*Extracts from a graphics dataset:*
━━━
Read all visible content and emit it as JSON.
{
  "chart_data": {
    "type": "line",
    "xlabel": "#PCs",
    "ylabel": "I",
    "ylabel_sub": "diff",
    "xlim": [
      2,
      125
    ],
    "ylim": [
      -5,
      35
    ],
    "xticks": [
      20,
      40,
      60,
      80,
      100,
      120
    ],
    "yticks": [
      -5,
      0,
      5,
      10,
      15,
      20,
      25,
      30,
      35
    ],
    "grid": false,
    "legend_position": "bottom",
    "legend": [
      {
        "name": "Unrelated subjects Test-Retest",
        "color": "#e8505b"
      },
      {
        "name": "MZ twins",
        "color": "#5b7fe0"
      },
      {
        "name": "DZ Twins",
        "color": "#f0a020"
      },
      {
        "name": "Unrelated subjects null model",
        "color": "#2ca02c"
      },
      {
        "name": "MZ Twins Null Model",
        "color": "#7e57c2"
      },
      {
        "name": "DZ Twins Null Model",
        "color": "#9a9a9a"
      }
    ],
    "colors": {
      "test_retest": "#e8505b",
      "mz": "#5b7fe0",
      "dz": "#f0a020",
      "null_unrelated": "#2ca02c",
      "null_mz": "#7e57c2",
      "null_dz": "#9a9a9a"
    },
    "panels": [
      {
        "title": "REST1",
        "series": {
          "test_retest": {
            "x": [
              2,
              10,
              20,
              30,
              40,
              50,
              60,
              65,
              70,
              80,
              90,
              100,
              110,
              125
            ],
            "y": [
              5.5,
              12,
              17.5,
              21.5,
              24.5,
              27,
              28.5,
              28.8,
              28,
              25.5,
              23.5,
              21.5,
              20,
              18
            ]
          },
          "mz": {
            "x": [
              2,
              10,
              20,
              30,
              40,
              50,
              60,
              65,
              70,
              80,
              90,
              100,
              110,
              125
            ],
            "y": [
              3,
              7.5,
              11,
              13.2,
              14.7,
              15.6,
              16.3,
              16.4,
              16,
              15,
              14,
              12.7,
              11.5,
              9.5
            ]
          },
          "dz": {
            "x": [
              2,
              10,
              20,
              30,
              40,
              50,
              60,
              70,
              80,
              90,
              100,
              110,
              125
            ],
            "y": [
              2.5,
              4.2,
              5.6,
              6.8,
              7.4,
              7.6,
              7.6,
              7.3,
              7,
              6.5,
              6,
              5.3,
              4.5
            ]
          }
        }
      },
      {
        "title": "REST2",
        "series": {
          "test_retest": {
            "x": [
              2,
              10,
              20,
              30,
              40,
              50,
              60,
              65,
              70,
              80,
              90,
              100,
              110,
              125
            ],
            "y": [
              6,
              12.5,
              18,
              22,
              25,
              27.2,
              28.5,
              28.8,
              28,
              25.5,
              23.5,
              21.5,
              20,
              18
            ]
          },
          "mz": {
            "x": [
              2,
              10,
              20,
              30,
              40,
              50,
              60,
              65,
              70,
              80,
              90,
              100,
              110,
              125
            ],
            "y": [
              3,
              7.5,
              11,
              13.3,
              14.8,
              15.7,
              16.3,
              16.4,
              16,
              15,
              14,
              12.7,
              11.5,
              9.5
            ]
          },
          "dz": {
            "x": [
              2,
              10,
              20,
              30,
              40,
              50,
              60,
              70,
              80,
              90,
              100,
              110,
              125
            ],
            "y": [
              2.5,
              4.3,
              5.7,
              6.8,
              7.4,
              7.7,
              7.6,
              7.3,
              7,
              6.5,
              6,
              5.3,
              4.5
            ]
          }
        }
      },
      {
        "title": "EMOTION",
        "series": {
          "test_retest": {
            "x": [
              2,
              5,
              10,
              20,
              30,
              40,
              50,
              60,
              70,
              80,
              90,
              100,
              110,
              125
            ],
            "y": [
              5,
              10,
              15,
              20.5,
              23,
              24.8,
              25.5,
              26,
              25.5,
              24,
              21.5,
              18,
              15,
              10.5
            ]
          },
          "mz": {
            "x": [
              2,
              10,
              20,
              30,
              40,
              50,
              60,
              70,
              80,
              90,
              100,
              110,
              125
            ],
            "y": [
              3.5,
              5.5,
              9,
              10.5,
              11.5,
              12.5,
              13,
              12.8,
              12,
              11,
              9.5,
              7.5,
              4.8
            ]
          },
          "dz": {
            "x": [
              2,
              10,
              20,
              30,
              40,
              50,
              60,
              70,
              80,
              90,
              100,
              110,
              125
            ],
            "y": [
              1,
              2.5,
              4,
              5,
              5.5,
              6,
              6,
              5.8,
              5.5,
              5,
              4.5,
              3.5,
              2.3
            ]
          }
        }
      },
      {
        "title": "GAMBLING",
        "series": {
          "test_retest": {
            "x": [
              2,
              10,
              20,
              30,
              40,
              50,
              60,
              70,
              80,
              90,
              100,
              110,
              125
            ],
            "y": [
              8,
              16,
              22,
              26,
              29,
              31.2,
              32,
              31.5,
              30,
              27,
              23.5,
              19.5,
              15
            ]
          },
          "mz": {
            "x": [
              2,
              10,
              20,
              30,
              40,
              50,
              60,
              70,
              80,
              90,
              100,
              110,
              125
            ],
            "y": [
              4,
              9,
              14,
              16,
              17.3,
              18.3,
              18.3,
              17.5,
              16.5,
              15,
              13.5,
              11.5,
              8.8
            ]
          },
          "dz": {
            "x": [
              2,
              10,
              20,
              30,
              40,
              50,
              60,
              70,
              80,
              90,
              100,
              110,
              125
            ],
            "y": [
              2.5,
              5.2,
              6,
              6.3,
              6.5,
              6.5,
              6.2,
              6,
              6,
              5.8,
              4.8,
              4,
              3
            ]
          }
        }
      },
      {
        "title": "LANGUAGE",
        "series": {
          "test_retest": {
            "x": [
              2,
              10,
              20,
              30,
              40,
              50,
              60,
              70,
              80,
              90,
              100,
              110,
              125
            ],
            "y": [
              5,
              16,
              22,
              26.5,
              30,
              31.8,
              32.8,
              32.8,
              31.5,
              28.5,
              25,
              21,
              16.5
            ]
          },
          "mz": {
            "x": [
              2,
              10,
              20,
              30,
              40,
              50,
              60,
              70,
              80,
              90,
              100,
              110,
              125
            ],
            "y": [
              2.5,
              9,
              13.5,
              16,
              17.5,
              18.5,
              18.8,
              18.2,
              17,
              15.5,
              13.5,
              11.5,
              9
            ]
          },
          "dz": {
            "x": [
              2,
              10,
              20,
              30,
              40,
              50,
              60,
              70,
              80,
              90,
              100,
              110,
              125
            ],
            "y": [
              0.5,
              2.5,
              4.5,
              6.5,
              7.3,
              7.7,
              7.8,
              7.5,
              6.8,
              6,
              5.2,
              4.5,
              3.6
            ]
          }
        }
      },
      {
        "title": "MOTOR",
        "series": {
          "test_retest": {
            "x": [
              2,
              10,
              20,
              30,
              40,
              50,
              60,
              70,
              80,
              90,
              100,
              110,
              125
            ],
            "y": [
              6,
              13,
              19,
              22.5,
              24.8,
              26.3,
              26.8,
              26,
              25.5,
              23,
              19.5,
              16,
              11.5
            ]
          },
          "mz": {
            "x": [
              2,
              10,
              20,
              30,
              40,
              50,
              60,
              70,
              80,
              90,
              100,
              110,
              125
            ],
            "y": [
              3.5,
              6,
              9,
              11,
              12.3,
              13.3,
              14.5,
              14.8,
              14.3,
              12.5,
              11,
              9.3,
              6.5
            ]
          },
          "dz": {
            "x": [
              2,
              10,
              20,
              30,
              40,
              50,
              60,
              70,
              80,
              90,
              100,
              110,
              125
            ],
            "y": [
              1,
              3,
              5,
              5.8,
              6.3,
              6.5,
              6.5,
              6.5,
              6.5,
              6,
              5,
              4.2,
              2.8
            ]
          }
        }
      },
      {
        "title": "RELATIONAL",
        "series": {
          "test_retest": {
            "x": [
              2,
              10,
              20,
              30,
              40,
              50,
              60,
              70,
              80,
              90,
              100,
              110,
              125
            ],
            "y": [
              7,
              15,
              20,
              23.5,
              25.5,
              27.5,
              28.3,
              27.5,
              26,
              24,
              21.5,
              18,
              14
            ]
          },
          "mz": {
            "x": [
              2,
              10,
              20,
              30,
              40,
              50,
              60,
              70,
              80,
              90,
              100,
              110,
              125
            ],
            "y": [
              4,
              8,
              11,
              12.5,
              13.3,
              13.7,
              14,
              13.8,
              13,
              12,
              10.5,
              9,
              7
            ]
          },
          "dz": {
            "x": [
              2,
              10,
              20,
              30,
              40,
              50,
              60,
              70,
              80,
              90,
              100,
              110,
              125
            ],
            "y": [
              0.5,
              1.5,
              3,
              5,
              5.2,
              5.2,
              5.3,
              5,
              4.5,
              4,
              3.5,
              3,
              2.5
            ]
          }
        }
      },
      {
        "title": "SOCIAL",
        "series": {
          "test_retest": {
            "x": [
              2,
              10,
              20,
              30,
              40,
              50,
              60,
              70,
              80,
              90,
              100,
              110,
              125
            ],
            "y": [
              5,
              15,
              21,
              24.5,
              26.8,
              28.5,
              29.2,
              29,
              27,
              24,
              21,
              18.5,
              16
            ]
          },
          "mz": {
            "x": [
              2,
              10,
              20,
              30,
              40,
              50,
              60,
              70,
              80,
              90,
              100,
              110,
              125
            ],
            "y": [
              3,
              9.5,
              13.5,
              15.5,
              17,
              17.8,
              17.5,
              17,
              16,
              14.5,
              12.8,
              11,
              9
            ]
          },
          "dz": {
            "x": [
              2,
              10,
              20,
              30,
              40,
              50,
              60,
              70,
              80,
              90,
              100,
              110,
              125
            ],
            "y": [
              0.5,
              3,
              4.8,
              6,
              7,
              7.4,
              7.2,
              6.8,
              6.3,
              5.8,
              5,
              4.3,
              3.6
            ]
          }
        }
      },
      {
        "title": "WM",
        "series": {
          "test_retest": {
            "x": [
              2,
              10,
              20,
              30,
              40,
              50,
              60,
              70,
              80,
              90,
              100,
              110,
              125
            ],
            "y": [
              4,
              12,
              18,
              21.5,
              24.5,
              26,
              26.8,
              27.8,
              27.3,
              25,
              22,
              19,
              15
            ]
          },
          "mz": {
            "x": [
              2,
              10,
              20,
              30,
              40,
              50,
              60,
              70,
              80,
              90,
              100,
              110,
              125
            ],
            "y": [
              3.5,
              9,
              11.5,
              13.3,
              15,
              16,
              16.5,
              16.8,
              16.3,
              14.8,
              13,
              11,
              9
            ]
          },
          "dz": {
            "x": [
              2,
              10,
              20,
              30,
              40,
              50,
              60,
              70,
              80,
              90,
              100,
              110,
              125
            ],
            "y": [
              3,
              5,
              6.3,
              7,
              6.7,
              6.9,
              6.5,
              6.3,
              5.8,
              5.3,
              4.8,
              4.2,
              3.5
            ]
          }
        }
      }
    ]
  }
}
━━━
*STATED PROBLEM:*
Check each line of the data above for the word "subjects" and say how many lines have it. Give the number alone.

*RESULT OF THIS EXERCISE:*
2